Recorded data →
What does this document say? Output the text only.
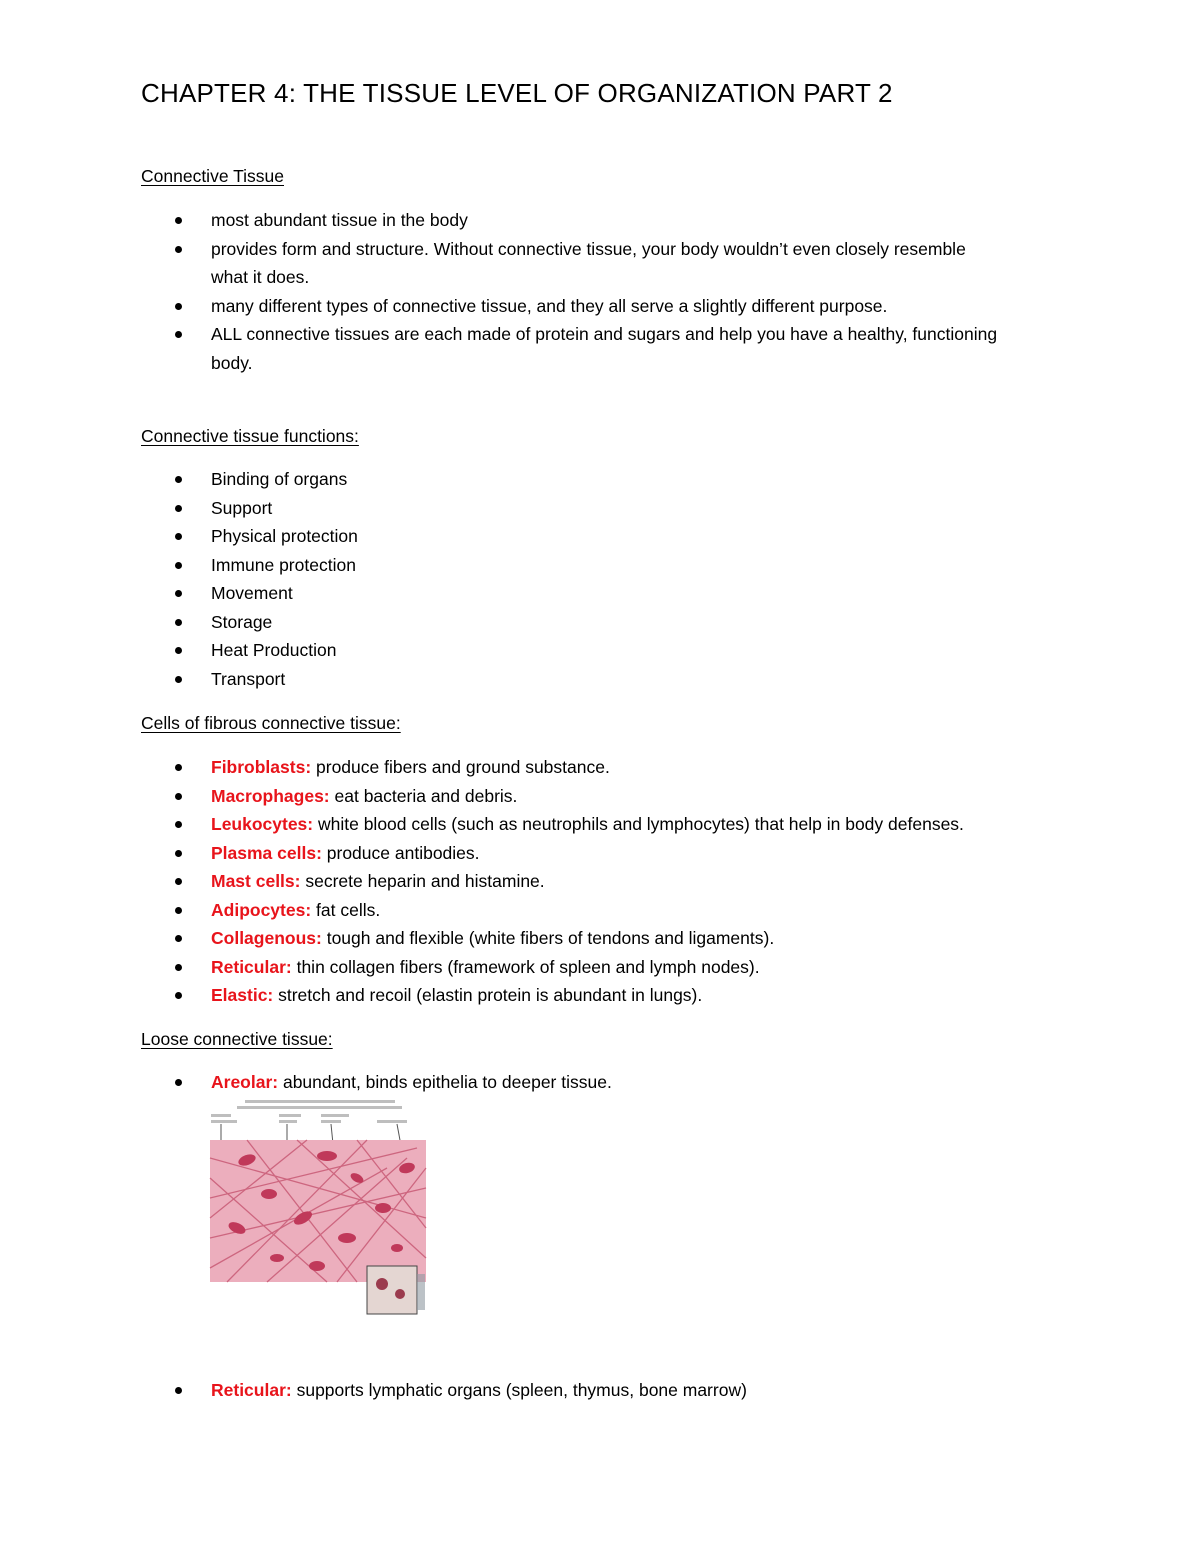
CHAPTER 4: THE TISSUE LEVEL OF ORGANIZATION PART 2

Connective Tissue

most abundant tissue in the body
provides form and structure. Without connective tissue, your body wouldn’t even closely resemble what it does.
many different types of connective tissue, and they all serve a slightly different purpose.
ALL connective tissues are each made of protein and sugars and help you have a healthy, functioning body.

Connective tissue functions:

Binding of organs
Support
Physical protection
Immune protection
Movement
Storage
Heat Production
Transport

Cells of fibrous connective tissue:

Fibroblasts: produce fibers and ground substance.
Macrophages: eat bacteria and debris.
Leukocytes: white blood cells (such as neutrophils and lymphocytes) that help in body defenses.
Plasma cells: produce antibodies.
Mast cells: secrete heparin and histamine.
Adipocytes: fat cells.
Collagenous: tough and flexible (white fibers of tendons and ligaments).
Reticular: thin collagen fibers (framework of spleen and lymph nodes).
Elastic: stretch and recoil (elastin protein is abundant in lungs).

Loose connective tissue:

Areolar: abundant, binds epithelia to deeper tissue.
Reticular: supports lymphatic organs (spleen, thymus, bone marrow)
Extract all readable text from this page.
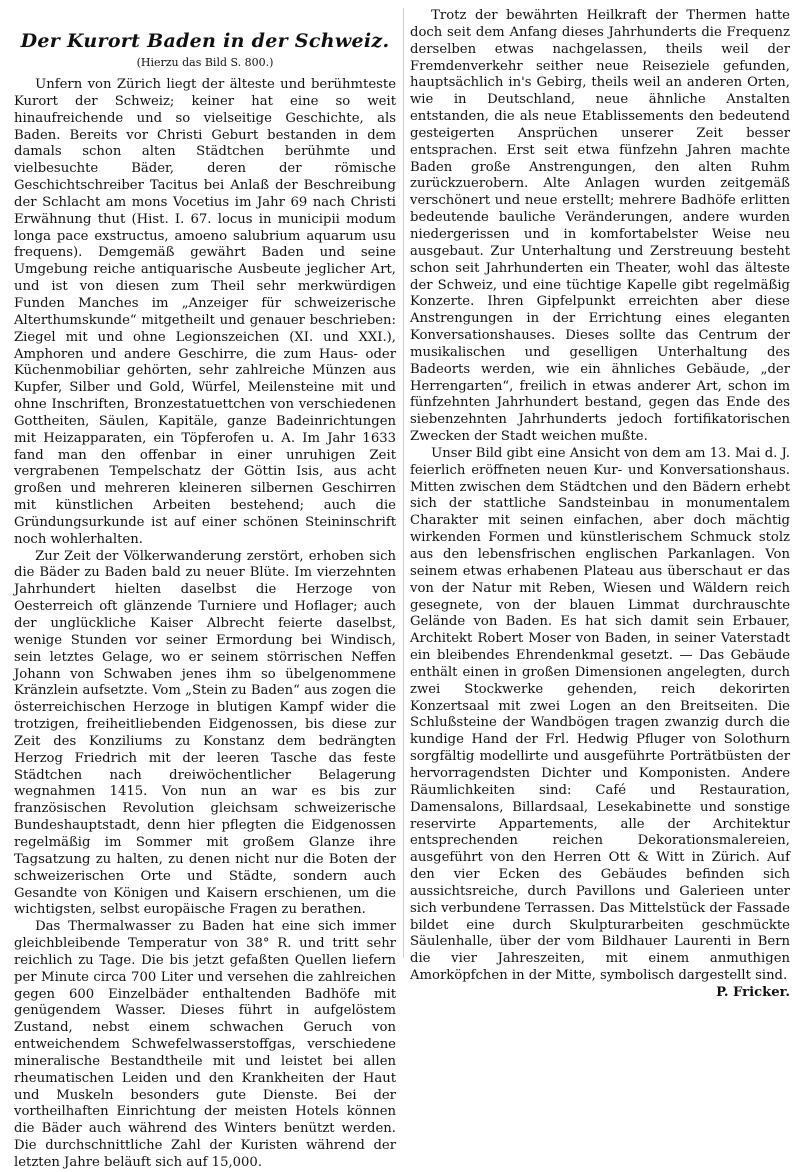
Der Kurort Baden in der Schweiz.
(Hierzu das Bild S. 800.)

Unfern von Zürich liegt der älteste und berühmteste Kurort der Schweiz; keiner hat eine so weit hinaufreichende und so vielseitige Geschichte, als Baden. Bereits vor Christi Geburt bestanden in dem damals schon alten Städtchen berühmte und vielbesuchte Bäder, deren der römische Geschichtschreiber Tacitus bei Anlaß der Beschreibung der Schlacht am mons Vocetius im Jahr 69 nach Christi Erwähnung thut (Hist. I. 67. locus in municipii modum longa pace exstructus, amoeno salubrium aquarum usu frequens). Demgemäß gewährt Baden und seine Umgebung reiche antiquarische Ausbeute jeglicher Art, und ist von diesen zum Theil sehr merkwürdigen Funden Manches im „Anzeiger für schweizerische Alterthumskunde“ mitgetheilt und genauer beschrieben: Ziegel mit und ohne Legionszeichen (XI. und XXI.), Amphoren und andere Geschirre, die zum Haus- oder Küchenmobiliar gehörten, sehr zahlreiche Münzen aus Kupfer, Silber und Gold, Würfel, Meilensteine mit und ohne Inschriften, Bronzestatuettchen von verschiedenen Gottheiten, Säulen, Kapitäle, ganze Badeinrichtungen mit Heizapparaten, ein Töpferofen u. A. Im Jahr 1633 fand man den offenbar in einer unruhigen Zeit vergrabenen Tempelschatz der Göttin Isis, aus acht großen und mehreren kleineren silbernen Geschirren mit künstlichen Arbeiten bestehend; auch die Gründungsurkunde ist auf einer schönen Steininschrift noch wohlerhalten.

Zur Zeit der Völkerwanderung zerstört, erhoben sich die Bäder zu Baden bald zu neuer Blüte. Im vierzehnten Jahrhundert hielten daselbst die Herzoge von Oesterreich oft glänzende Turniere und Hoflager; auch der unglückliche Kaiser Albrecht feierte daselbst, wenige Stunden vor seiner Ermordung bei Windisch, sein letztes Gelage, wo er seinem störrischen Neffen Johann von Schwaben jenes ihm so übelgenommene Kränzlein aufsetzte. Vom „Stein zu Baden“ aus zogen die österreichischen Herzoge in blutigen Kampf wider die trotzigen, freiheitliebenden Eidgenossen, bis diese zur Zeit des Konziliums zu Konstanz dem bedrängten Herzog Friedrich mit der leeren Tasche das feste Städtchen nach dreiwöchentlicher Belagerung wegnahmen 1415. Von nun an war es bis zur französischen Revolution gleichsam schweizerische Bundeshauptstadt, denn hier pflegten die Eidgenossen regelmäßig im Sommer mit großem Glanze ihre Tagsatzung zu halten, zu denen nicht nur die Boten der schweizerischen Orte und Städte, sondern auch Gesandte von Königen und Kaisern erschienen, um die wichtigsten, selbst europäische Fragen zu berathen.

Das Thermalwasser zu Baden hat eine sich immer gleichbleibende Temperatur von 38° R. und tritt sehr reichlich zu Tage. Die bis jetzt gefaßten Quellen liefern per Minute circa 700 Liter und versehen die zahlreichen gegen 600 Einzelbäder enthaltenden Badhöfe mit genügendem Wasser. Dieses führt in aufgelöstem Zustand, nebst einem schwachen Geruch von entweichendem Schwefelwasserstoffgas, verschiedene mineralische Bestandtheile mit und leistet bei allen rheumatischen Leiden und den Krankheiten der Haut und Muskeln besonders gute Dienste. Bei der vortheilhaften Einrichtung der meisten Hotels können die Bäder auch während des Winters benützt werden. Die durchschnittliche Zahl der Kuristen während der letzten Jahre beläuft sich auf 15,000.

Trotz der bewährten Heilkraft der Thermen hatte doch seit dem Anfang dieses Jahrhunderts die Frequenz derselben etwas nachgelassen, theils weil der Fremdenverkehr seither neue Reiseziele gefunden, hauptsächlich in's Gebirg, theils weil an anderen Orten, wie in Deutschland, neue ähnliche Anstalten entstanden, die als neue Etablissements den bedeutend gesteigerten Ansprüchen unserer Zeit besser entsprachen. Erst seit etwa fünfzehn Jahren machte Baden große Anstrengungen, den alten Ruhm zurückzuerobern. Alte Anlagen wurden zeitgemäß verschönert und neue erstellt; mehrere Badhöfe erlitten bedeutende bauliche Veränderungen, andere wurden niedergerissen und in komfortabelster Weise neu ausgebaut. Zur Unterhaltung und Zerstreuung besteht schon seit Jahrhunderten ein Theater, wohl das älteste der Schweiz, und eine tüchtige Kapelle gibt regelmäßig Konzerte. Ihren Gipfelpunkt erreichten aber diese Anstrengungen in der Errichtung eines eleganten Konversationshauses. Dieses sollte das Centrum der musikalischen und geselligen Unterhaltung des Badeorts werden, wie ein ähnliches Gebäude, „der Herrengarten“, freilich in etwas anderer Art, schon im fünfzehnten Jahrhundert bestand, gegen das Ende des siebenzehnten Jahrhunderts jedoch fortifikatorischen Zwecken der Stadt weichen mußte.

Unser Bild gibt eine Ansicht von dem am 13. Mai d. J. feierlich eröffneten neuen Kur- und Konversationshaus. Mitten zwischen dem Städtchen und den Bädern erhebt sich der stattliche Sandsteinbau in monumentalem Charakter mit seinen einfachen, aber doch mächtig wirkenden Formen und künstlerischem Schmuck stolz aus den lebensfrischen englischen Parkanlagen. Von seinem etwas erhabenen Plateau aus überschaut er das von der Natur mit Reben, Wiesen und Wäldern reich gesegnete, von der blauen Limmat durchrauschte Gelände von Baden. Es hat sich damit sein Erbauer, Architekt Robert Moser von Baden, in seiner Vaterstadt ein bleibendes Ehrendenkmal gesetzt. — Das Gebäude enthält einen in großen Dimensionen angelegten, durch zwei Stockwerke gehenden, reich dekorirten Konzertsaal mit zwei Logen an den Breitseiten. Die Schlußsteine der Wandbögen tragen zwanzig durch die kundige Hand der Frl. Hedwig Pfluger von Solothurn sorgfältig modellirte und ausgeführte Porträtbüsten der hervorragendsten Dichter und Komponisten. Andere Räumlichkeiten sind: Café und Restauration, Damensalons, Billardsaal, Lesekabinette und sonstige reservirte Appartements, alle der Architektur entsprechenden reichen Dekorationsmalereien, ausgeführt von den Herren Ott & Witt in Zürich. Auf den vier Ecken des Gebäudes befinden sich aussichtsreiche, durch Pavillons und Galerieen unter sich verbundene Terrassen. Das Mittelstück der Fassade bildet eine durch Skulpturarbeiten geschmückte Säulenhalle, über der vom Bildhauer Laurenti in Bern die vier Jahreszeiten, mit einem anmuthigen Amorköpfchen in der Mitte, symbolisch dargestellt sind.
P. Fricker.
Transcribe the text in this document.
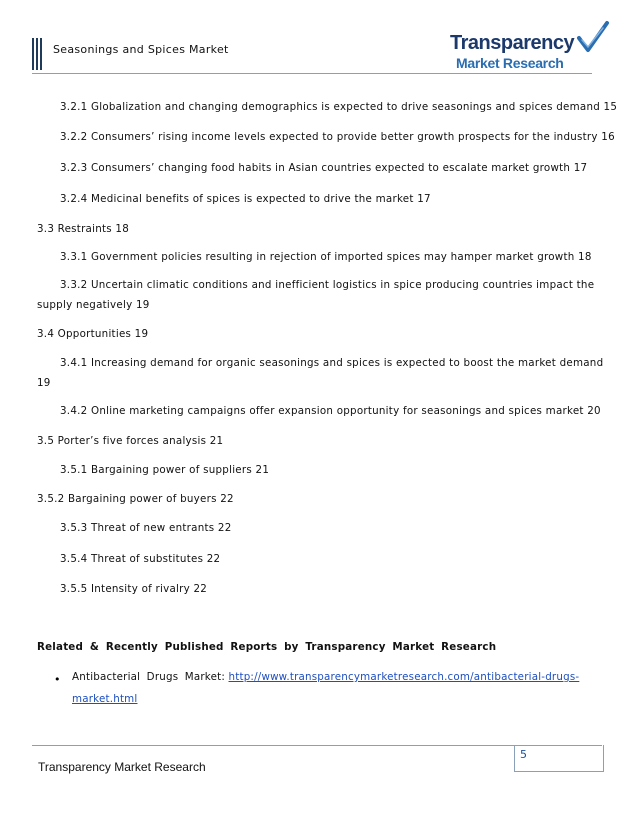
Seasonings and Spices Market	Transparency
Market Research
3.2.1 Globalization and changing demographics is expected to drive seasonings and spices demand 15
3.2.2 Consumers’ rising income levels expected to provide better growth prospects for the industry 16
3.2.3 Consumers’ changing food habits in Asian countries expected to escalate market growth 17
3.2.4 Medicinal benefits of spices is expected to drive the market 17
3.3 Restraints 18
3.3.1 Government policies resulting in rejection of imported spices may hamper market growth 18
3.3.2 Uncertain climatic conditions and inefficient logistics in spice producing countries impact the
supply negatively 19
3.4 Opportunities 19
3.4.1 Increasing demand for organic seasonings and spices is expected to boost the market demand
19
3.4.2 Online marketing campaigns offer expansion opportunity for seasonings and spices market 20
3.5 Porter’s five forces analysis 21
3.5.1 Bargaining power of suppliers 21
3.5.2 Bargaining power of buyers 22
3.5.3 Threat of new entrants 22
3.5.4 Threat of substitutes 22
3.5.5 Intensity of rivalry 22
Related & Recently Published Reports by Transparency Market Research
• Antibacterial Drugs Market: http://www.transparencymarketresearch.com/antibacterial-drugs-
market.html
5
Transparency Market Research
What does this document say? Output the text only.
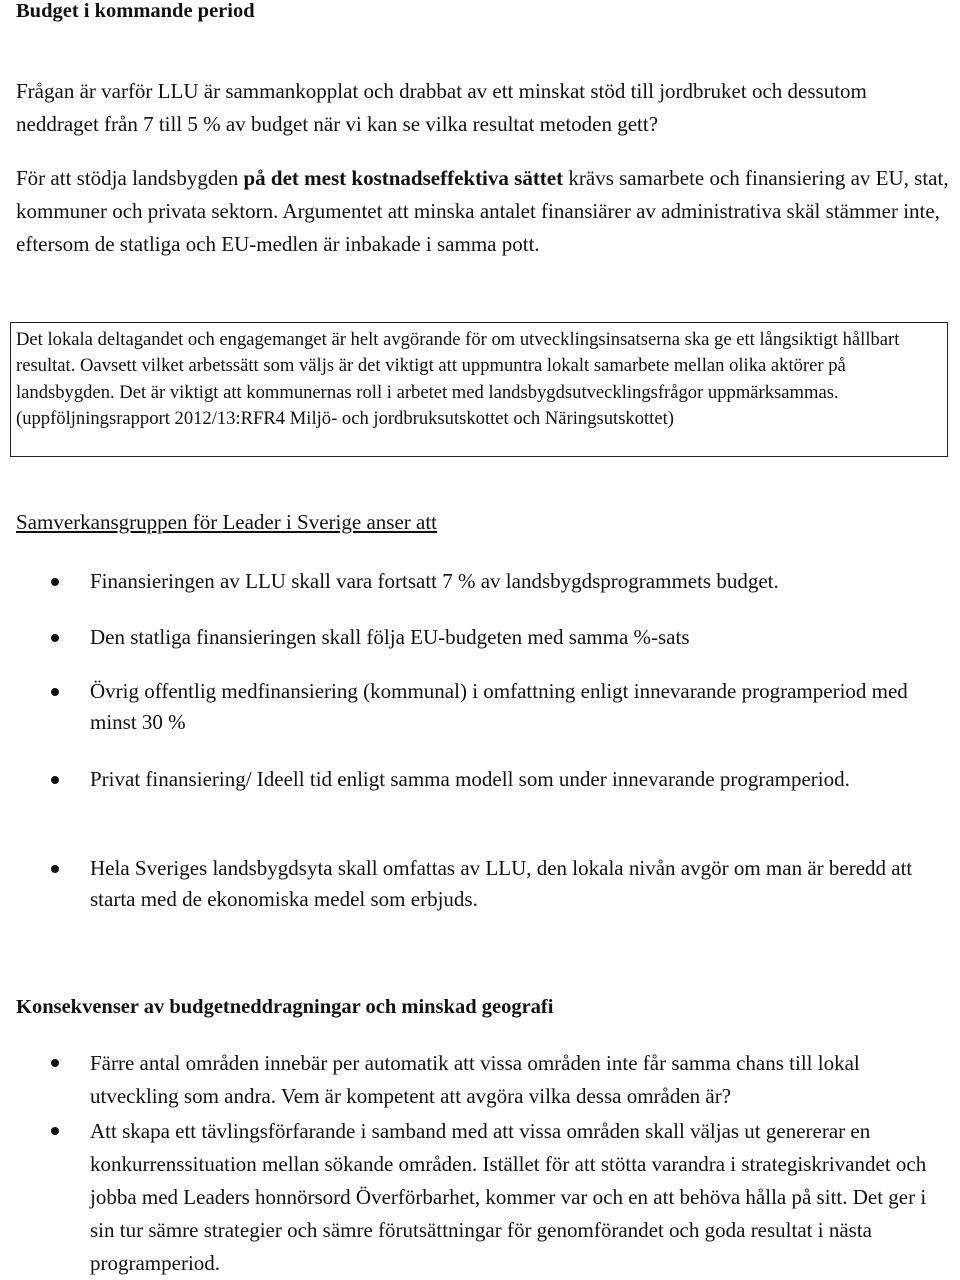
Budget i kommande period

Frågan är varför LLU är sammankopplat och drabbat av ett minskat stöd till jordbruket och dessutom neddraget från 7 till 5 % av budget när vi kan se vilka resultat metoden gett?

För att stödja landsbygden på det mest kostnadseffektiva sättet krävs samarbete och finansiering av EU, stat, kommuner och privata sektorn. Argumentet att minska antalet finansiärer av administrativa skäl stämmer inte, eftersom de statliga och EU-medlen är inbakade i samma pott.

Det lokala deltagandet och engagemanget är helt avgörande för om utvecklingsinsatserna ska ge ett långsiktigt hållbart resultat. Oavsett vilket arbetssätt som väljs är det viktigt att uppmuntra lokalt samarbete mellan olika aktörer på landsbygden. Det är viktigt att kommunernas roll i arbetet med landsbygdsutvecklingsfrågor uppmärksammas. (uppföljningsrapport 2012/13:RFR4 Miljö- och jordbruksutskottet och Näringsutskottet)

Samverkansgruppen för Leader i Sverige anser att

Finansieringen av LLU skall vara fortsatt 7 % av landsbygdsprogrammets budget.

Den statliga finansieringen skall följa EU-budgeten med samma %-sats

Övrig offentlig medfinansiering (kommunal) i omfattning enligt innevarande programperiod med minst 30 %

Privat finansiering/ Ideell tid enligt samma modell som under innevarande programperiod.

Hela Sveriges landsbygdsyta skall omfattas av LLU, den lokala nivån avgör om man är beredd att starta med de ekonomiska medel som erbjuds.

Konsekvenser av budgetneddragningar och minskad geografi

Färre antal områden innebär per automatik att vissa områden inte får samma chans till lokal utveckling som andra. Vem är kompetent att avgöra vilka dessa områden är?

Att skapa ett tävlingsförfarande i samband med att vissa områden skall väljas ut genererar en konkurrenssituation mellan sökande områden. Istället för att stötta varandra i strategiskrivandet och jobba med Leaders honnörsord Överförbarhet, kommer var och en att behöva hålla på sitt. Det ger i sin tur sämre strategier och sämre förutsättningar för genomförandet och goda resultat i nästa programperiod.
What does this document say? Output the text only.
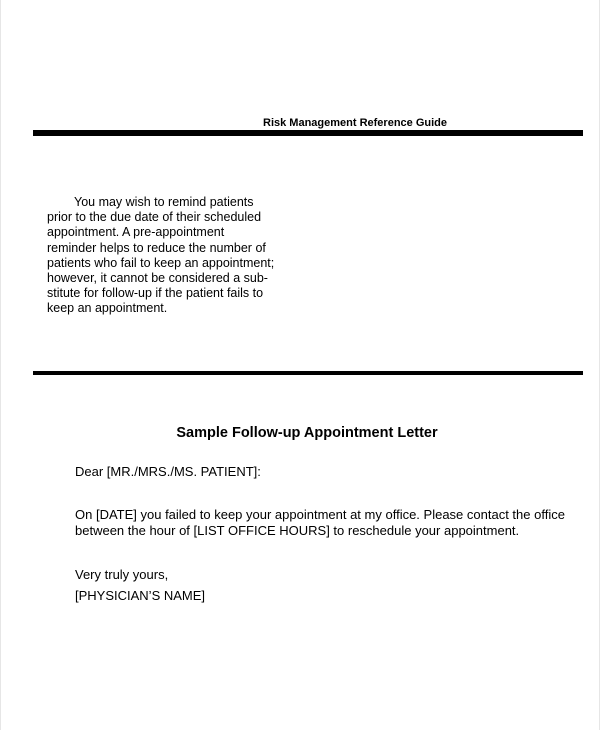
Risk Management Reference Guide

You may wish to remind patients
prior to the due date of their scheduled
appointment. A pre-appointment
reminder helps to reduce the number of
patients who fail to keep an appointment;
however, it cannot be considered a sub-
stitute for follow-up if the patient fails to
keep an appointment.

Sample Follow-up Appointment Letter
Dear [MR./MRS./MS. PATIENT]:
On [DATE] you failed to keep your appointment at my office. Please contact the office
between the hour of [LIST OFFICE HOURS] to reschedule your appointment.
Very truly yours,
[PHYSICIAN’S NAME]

TASK DIRECTIONS → Look over the data above and show each line that contains "innevarande".

RESPONSE TO THIS TASK →
Övrig offentlig medfinansiering (kommunal) i omfattning enligt innevarande programperiod med minst 30 %
Privat finansiering/ Ideell tid enligt samma modell som under innevarande programperiod.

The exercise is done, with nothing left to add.